[Dataset items]
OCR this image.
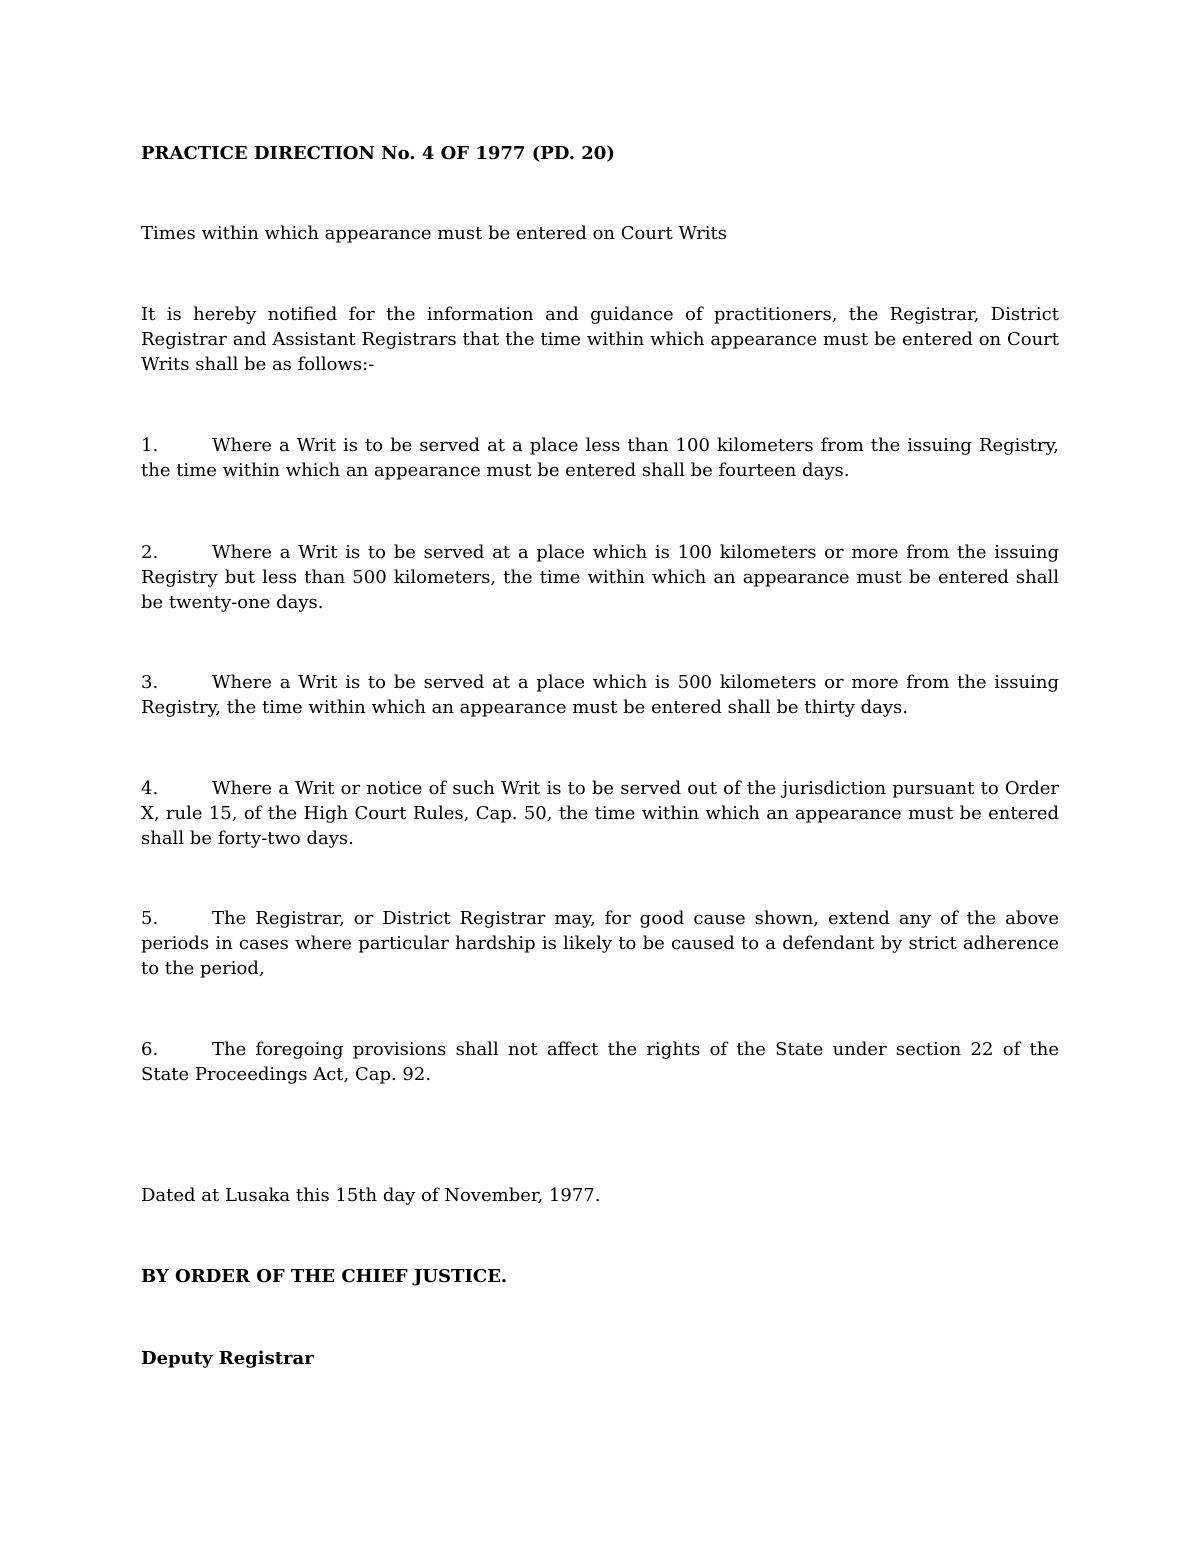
PRACTICE DIRECTION No. 4 OF 1977 (PD. 20)

Times within which appearance must be entered on Court Writs

It is hereby notified for the information and guidance of practitioners, the Registrar, District Registrar and Assistant Registrars that the time within which appearance must be entered on Court Writs shall be as follows:-

1.	Where a Writ is to be served at a place less than 100 kilometers from the issuing Registry, the time within which an appearance must be entered shall be fourteen days.

2.	Where a Writ is to be served at a place which is 100 kilometers or more from the issuing Registry but less than 500 kilometers, the time within which an appearance must be entered shall be twenty-one days.

3.	Where a Writ is to be served at a place which is 500 kilometers or more from the issuing Registry, the time within which an appearance must be entered shall be thirty days.

4.	Where a Writ or notice of such Writ is to be served out of the jurisdiction pursuant to Order X, rule 15, of the High Court Rules, Cap. 50, the time within which an appearance must be entered shall be forty-two days.

5.	The Registrar, or District Registrar may, for good cause shown, extend any of the above periods in cases where particular hardship is likely to be caused to a defendant by strict adherence to the period,

6.	The foregoing provisions shall not affect the rights of the State under section 22 of the State Proceedings Act, Cap. 92.

Dated at Lusaka this 15th day of November, 1977.

BY ORDER OF THE CHIEF JUSTICE.

Deputy Registrar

### Task instructions
From the listing above, pick out each line where the word "days" appears.

### Answer
1.	Where a Writ is to be served at a place less than 100 kilometers from the issuing Registry, the time within which an appearance must be entered shall be fourteen days.
2.	Where a Writ is to be served at a place which is 100 kilometers or more from the issuing Registry but less than 500 kilometers, the time within which an appearance must be entered shall be twenty-one days.
3.	Where a Writ is to be served at a place which is 500 kilometers or more from the issuing Registry, the time within which an appearance must be entered shall be thirty days.
4.	Where a Writ or notice of such Writ is to be served out of the jurisdiction pursuant to Order X, rule 15, of the High Court Rules, Cap. 50, the time within which an appearance must be entered shall be forty-two days.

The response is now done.